**WHAT THE TASK REQUIRES**
Set down each line of the data below exactly as it stands, dropping the pictures.

━━━ MATERIAL FOR THIS EXERCISE

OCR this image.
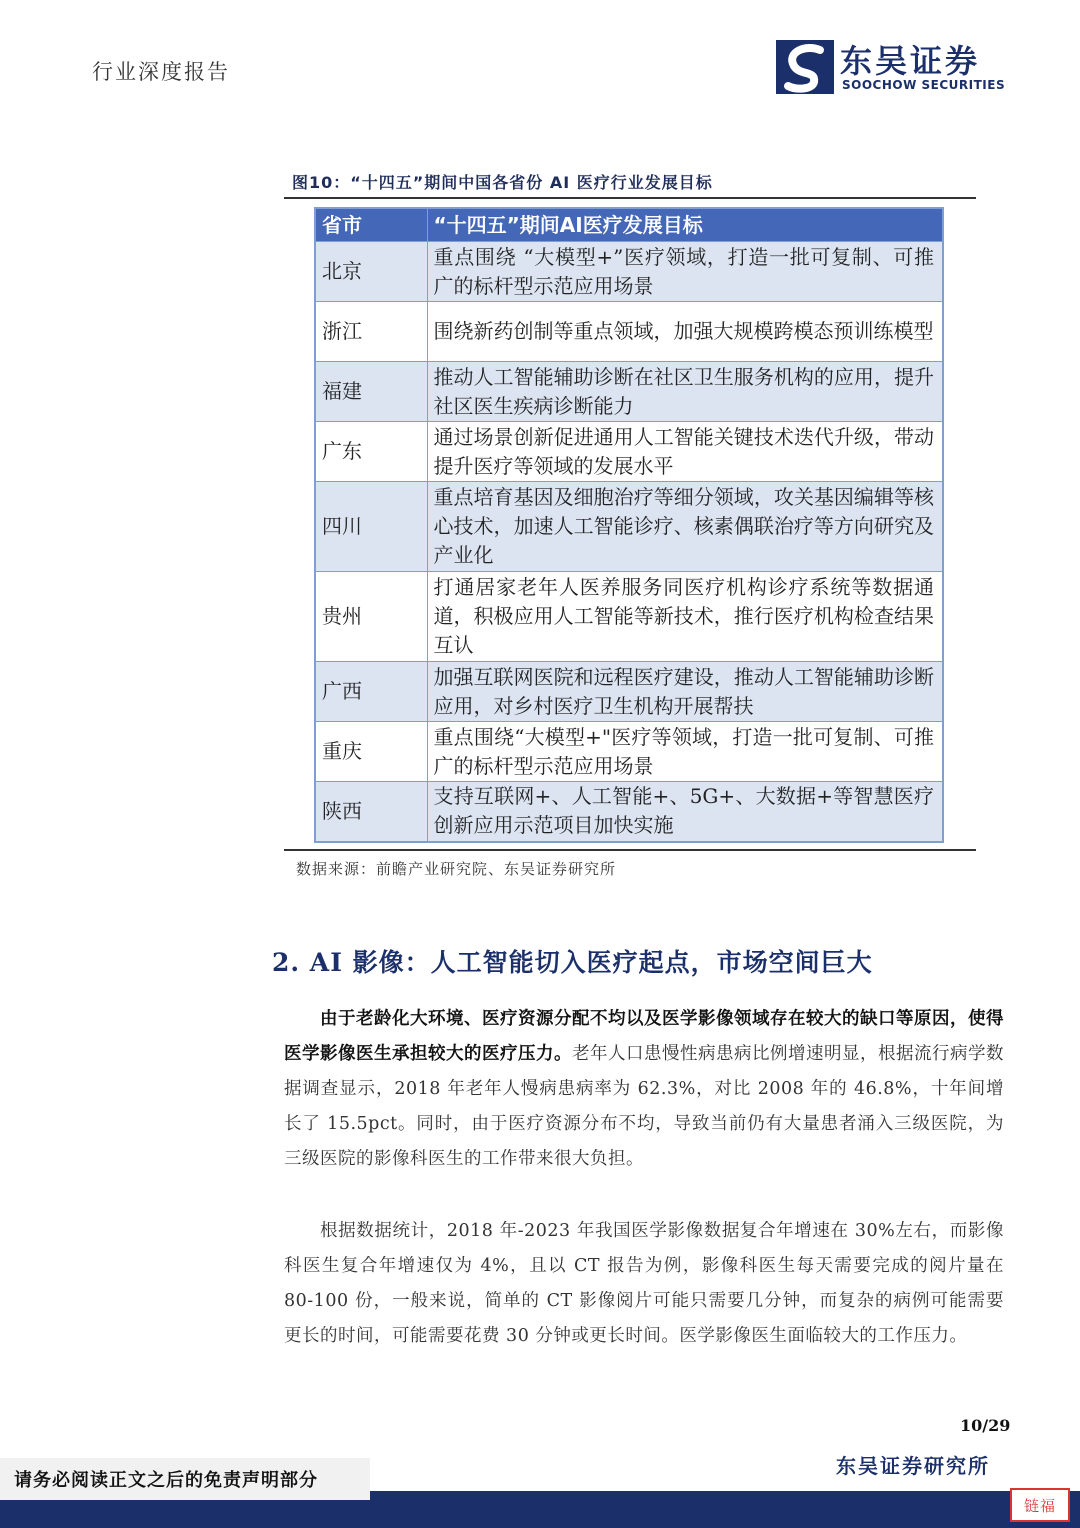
行业深度报告	东吴证券
SOOCHOW SECURITIES
图10：“十四五”期间中国各省份 AI 医疗行业发展目标
省市	“十四五”期间AI医疗发展目标
北京	重点围绕 “大模型+”医疗领域，打造一批可复制、可推广的标杆型示范应用场景
浙江	围绕新药创制等重点领域，加强大规模跨模态预训练模型
福建	推动人工智能辅助诊断在社区卫生服务机构的应用，提升社区医生疾病诊断能力
广东	通过场景创新促进通用人工智能关键技术迭代升级，带动提升医疗等领域的发展水平
四川	重点培育基因及细胞治疗等细分领域，攻关基因编辑等核心技术，加速人工智能诊疗、核素偶联治疗等方向研究及产业化
贵州	打通居家老年人医养服务同医疗机构诊疗系统等数据通道，积极应用人工智能等新技术，推行医疗机构检查结果互认
广西	加强互联网医院和远程医疗建设，推动人工智能辅助诊断应用，对乡村医疗卫生机构开展帮扶
重庆	重点围绕“大模型+"医疗等领域，打造一批可复制、可推广的标杆型示范应用场景
陕西	支持互联网+、人工智能+、5G+、大数据+等智慧医疗创新应用示范项目加快实施
数据来源：前瞻产业研究院、东吴证券研究所
2. AI 影像：人工智能切入医疗起点，市场空间巨大
由于老龄化大环境、医疗资源分配不均以及医学影像领域存在较大的缺口等原因，使得医学影像医生承担较大的医疗压力。老年人口患慢性病患病比例增速明显，根据流行病学数据调查显示，2018 年老年人慢病患病率为 62.3%，对比 2008 年的 46.8%，十年间增长了 15.5pct。同时，由于医疗资源分布不均，导致当前仍有大量患者涌入三级医院，为三级医院的影像科医生的工作带来很大负担。
根据数据统计，2018 年-2023 年我国医学影像数据复合年增速在 30%左右，而影像科医生复合年增速仅为 4%，且以 CT 报告为例，影像科医生每天需要完成的阅片量在 80-100 份，一般来说，简单的 CT 影像阅片可能只需要几分钟，而复杂的病例可能需要更长的时间，可能需要花费 30 分钟或更长时间。医学影像医生面临较大的工作压力。
10/29
东吴证券研究所
请务必阅读正文之后的免责声明部分
链福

━━━━━━

**EXERCISE SOLUTION**
OCR this image.
行业深度报告	东吴证券
SOOCHOW SECURITIES
图10：“十四五”期间中国各省份 AI 医疗行业发展目标
省市	“十四五”期间AI医疗发展目标
北京	重点围绕 “大模型+”医疗领域，打造一批可复制、可推广的标杆型示范应用场景
浙江	围绕新药创制等重点领域，加强大规模跨模态预训练模型
福建	推动人工智能辅助诊断在社区卫生服务机构的应用，提升社区医生疾病诊断能力
广东	通过场景创新促进通用人工智能关键技术迭代升级，带动提升医疗等领域的发展水平
四川	重点培育基因及细胞治疗等细分领域，攻关基因编辑等核心技术，加速人工智能诊疗、核素偶联治疗等方向研究及产业化
贵州	打通居家老年人医养服务同医疗机构诊疗系统等数据通道，积极应用人工智能等新技术，推行医疗机构检查结果互认
广西	加强互联网医院和远程医疗建设，推动人工智能辅助诊断应用，对乡村医疗卫生机构开展帮扶
重庆	重点围绕“大模型+"医疗等领域，打造一批可复制、可推广的标杆型示范应用场景
陕西	支持互联网+、人工智能+、5G+、大数据+等智慧医疗创新应用示范项目加快实施
数据来源：前瞻产业研究院、东吴证券研究所
2. AI 影像：人工智能切入医疗起点，市场空间巨大
由于老龄化大环境、医疗资源分配不均以及医学影像领域存在较大的缺口等原因，使得医学影像医生承担较大的医疗压力。老年人口患慢性病患病比例增速明显，根据流行病学数据调查显示，2018 年老年人慢病患病率为 62.3%，对比 2008 年的 46.8%，十年间增长了 15.5pct。同时，由于医疗资源分布不均，导致当前仍有大量患者涌入三级医院，为三级医院的影像科医生的工作带来很大负担。
根据数据统计，2018 年-2023 年我国医学影像数据复合年增速在 30%左右，而影像科医生复合年增速仅为 4%，且以 CT 报告为例，影像科医生每天需要完成的阅片量在 80-100 份，一般来说，简单的 CT 影像阅片可能只需要几分钟，而复杂的病例可能需要更长的时间，可能需要花费 30 分钟或更长时间。医学影像医生面临较大的工作压力。
10/29
东吴证券研究所
请务必阅读正文之后的免责声明部分
链福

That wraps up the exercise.